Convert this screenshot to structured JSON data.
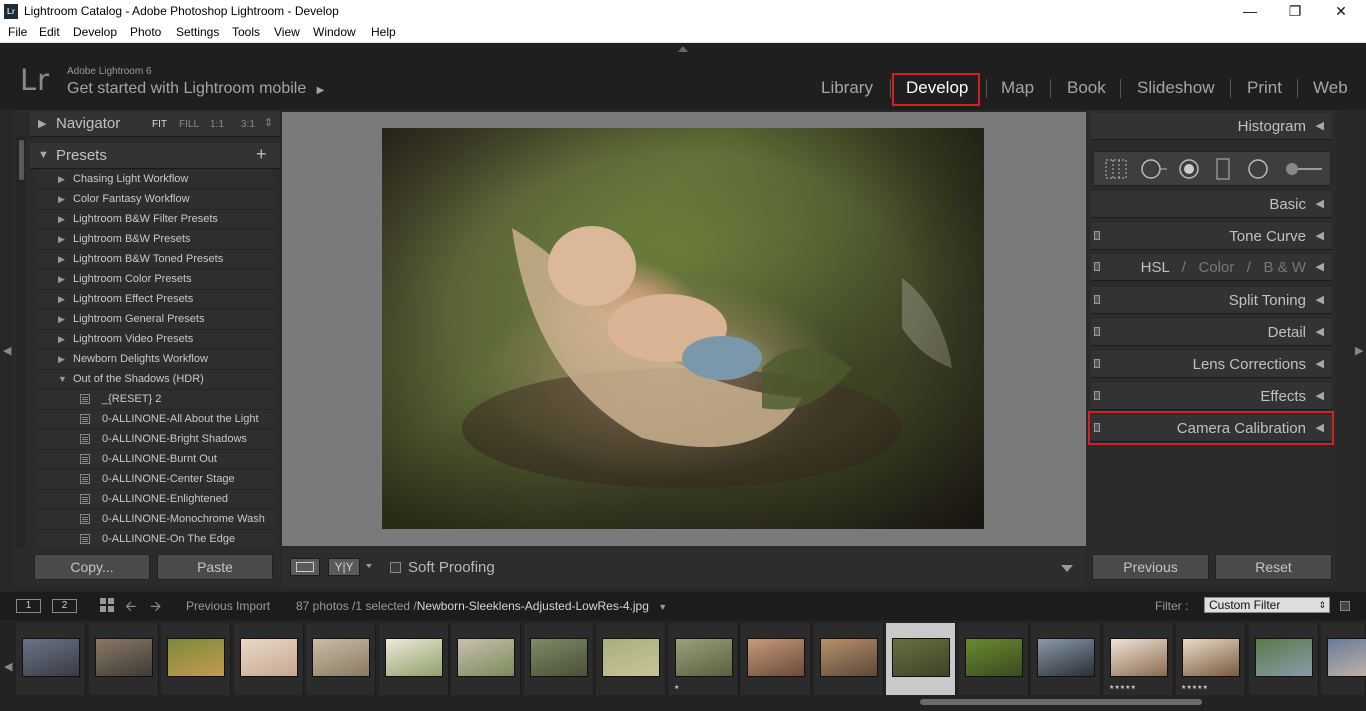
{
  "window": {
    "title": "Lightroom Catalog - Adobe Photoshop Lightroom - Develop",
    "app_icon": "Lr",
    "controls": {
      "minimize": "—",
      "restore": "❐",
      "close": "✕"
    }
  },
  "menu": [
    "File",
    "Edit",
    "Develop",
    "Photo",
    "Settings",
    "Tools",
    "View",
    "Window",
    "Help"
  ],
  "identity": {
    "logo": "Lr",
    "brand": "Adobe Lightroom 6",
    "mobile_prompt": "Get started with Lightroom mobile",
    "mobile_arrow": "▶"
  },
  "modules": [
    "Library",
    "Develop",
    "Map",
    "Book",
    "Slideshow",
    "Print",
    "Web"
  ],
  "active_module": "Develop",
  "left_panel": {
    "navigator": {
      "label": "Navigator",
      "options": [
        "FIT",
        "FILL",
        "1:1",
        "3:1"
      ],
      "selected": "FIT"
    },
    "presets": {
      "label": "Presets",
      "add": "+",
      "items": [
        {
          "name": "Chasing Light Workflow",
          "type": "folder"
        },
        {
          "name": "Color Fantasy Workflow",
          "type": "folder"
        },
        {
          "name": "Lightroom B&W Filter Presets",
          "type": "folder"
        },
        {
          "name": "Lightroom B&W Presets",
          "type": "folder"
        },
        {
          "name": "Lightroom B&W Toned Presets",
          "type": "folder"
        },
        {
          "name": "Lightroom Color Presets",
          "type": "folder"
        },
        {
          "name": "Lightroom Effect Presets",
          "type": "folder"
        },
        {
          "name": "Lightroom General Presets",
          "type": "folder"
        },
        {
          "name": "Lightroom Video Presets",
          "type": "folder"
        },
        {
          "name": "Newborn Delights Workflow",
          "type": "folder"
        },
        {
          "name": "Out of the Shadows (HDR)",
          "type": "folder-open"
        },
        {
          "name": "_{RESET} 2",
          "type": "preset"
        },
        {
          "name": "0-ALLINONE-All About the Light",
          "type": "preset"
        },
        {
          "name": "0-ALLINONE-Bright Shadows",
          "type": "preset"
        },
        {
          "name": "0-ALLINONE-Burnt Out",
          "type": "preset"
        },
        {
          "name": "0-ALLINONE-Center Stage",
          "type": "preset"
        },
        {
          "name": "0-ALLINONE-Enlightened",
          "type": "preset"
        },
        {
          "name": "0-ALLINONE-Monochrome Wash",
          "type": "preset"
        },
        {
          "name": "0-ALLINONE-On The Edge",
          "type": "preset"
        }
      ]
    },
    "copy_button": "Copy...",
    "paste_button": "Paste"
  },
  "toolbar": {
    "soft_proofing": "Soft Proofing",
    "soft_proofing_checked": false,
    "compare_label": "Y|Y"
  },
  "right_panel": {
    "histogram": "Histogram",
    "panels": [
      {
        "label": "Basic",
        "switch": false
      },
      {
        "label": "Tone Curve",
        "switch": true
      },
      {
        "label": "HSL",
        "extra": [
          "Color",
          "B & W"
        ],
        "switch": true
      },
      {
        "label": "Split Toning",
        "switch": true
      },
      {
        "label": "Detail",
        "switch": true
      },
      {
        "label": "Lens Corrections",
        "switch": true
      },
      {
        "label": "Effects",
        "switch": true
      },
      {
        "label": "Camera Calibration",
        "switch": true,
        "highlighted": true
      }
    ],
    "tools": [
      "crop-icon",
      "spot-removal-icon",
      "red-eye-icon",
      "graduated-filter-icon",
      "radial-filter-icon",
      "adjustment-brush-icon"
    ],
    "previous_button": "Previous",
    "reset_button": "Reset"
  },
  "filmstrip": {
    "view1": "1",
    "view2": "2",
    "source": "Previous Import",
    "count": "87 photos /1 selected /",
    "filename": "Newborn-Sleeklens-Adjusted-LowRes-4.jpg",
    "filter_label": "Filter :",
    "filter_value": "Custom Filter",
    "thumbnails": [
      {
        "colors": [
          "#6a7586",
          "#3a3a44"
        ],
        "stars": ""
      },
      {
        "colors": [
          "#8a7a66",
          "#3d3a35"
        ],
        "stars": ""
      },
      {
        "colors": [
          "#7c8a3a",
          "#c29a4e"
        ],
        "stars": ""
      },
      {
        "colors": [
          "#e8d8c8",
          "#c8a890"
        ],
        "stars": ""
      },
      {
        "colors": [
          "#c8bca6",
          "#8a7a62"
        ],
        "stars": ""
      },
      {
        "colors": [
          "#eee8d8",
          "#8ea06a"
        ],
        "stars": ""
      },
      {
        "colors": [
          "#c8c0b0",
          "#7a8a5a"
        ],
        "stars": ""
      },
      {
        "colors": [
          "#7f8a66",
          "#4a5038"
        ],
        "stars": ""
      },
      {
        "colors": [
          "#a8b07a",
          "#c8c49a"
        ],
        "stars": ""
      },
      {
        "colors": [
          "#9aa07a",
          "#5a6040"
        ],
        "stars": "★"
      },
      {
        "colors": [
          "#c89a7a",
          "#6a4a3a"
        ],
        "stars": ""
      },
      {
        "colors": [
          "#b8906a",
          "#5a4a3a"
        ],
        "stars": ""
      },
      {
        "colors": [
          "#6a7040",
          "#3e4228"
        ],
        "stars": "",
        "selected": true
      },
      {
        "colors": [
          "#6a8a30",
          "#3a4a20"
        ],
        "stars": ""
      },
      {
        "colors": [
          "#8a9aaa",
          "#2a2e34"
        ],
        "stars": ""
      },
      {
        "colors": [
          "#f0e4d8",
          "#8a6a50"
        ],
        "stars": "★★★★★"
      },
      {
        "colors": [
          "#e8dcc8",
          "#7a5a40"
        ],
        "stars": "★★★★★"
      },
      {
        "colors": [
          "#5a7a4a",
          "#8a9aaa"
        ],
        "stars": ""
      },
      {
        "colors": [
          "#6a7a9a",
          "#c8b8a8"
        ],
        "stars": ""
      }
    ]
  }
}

_DIRECTIVE_
Reproduce each record above by retyping it exactly; omit all images.

_ANSWER TO THIS PROBLEM_
Convert this screenshot to structured JSON data.
{
  "window": {
    "title": "Lightroom Catalog - Adobe Photoshop Lightroom - Develop",
    "app_icon": "Lr",
    "controls": {
      "minimize": "—",
      "restore": "❐",
      "close": "✕"
    }
  },
  "menu": [
    "File",
    "Edit",
    "Develop",
    "Photo",
    "Settings",
    "Tools",
    "View",
    "Window",
    "Help"
  ],
  "identity": {
    "logo": "Lr",
    "brand": "Adobe Lightroom 6",
    "mobile_prompt": "Get started with Lightroom mobile",
    "mobile_arrow": "▶"
  },
  "modules": [
    "Library",
    "Develop",
    "Map",
    "Book",
    "Slideshow",
    "Print",
    "Web"
  ],
  "active_module": "Develop",
  "left_panel": {
    "navigator": {
      "label": "Navigator",
      "options": [
        "FIT",
        "FILL",
        "1:1",
        "3:1"
      ],
      "selected": "FIT"
    },
    "presets": {
      "label": "Presets",
      "add": "+",
      "items": [
        {
          "name": "Chasing Light Workflow",
          "type": "folder"
        },
        {
          "name": "Color Fantasy Workflow",
          "type": "folder"
        },
        {
          "name": "Lightroom B&W Filter Presets",
          "type": "folder"
        },
        {
          "name": "Lightroom B&W Presets",
          "type": "folder"
        },
        {
          "name": "Lightroom B&W Toned Presets",
          "type": "folder"
        },
        {
          "name": "Lightroom Color Presets",
          "type": "folder"
        },
        {
          "name": "Lightroom Effect Presets",
          "type": "folder"
        },
        {
          "name": "Lightroom General Presets",
          "type": "folder"
        },
        {
          "name": "Lightroom Video Presets",
          "type": "folder"
        },
        {
          "name": "Newborn Delights Workflow",
          "type": "folder"
        },
        {
          "name": "Out of the Shadows (HDR)",
          "type": "folder-open"
        },
        {
          "name": "_{RESET} 2",
          "type": "preset"
        },
        {
          "name": "0-ALLINONE-All About the Light",
          "type": "preset"
        },
        {
          "name": "0-ALLINONE-Bright Shadows",
          "type": "preset"
        },
        {
          "name": "0-ALLINONE-Burnt Out",
          "type": "preset"
        },
        {
          "name": "0-ALLINONE-Center Stage",
          "type": "preset"
        },
        {
          "name": "0-ALLINONE-Enlightened",
          "type": "preset"
        },
        {
          "name": "0-ALLINONE-Monochrome Wash",
          "type": "preset"
        },
        {
          "name": "0-ALLINONE-On The Edge",
          "type": "preset"
        }
      ]
    },
    "copy_button": "Copy...",
    "paste_button": "Paste"
  },
  "toolbar": {
    "soft_proofing": "Soft Proofing",
    "soft_proofing_checked": false,
    "compare_label": "Y|Y"
  },
  "right_panel": {
    "histogram": "Histogram",
    "panels": [
      {
        "label": "Basic",
        "switch": false
      },
      {
        "label": "Tone Curve",
        "switch": true
      },
      {
        "label": "HSL",
        "extra": [
          "Color",
          "B & W"
        ],
        "switch": true
      },
      {
        "label": "Split Toning",
        "switch": true
      },
      {
        "label": "Detail",
        "switch": true
      },
      {
        "label": "Lens Corrections",
        "switch": true
      },
      {
        "label": "Effects",
        "switch": true
      },
      {
        "label": "Camera Calibration",
        "switch": true,
        "highlighted": true
      }
    ],
    "tools": [
      "crop-icon",
      "spot-removal-icon",
      "red-eye-icon",
      "graduated-filter-icon",
      "radial-filter-icon",
      "adjustment-brush-icon"
    ],
    "previous_button": "Previous",
    "reset_button": "Reset"
  },
  "filmstrip": {
    "view1": "1",
    "view2": "2",
    "source": "Previous Import",
    "count": "87 photos /1 selected /",
    "filename": "Newborn-Sleeklens-Adjusted-LowRes-4.jpg",
    "filter_label": "Filter :",
    "filter_value": "Custom Filter",
    "thumbnails": [
      {
        "colors": [
          "#6a7586",
          "#3a3a44"
        ],
        "stars": ""
      },
      {
        "colors": [
          "#8a7a66",
          "#3d3a35"
        ],
        "stars": ""
      },
      {
        "colors": [
          "#7c8a3a",
          "#c29a4e"
        ],
        "stars": ""
      },
      {
        "colors": [
          "#e8d8c8",
          "#c8a890"
        ],
        "stars": ""
      },
      {
        "colors": [
          "#c8bca6",
          "#8a7a62"
        ],
        "stars": ""
      },
      {
        "colors": [
          "#eee8d8",
          "#8ea06a"
        ],
        "stars": ""
      },
      {
        "colors": [
          "#c8c0b0",
          "#7a8a5a"
        ],
        "stars": ""
      },
      {
        "colors": [
          "#7f8a66",
          "#4a5038"
        ],
        "stars": ""
      },
      {
        "colors": [
          "#a8b07a",
          "#c8c49a"
        ],
        "stars": ""
      },
      {
        "colors": [
          "#9aa07a",
          "#5a6040"
        ],
        "stars": "★"
      },
      {
        "colors": [
          "#c89a7a",
          "#6a4a3a"
        ],
        "stars": ""
      },
      {
        "colors": [
          "#b8906a",
          "#5a4a3a"
        ],
        "stars": ""
      },
      {
        "colors": [
          "#6a7040",
          "#3e4228"
        ],
        "stars": "",
        "selected": true
      },
      {
        "colors": [
          "#6a8a30",
          "#3a4a20"
        ],
        "stars": ""
      },
      {
        "colors": [
          "#8a9aaa",
          "#2a2e34"
        ],
        "stars": ""
      },
      {
        "colors": [
          "#f0e4d8",
          "#8a6a50"
        ],
        "stars": "★★★★★"
      },
      {
        "colors": [
          "#e8dcc8",
          "#7a5a40"
        ],
        "stars": "★★★★★"
      },
      {
        "colors": [
          "#5a7a4a",
          "#8a9aaa"
        ],
        "stars": ""
      },
      {
        "colors": [
          "#6a7a9a",
          "#c8b8a8"
        ],
        "stars": ""
      }
    ]
  }
}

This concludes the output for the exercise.